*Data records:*
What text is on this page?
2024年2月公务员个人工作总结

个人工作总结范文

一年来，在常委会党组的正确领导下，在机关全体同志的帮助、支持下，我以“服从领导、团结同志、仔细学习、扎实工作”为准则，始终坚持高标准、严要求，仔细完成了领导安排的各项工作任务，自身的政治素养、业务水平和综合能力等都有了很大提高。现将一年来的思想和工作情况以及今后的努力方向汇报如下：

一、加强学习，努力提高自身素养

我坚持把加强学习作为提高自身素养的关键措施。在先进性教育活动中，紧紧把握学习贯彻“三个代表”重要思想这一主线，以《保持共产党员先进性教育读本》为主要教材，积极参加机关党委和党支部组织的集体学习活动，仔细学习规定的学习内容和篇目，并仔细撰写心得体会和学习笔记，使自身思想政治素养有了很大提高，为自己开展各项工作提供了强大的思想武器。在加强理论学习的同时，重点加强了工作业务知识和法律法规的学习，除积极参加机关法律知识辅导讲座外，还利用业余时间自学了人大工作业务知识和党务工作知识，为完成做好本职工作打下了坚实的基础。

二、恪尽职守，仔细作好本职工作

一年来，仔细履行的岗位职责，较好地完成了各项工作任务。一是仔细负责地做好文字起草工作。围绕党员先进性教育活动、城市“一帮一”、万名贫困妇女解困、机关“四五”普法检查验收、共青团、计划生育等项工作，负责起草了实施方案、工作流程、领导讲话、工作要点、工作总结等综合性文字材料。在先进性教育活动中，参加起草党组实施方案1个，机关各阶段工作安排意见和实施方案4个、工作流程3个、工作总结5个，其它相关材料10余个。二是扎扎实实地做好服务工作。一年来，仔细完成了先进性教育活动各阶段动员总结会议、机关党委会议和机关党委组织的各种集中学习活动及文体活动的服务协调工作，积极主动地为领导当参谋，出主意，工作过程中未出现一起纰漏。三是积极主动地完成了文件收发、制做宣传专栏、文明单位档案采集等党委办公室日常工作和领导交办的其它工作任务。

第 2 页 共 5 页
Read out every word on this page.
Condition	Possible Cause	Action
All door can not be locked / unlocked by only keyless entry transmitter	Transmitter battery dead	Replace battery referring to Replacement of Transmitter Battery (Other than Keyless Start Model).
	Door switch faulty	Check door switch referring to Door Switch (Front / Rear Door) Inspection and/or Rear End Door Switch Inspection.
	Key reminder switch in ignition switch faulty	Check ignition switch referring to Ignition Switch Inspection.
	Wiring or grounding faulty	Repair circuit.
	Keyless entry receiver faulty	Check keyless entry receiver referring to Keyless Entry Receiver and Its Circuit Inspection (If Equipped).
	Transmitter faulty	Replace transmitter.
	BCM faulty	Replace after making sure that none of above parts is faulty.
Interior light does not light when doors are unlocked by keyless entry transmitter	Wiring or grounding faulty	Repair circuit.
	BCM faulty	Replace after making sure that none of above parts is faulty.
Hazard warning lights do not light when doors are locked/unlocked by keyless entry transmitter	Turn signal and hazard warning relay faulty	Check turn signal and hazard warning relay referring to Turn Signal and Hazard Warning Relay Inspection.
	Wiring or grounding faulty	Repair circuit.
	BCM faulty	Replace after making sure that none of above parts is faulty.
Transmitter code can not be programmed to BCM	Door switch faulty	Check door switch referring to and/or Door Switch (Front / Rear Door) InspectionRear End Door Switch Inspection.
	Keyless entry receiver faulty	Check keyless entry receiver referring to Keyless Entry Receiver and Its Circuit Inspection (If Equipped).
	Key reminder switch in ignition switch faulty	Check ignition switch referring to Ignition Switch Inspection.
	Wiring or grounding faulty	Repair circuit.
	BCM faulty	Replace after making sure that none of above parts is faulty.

*Written instruction:* Gather each line from the listing above that holds "switch".

*Output of the exercise:*
	Door switch faulty	Check door switch referring to Door Switch (Front / Rear Door) Inspection and/or Rear End Door Switch Inspection.
	Key reminder switch in ignition switch faulty	Check ignition switch referring to Ignition Switch Inspection.
Transmitter code can not be programmed to BCM	Door switch faulty	Check door switch referring to and/or Door Switch (Front / Rear Door) InspectionRear End Door Switch Inspection.
	Key reminder switch in ignition switch faulty	Check ignition switch referring to Ignition Switch Inspection.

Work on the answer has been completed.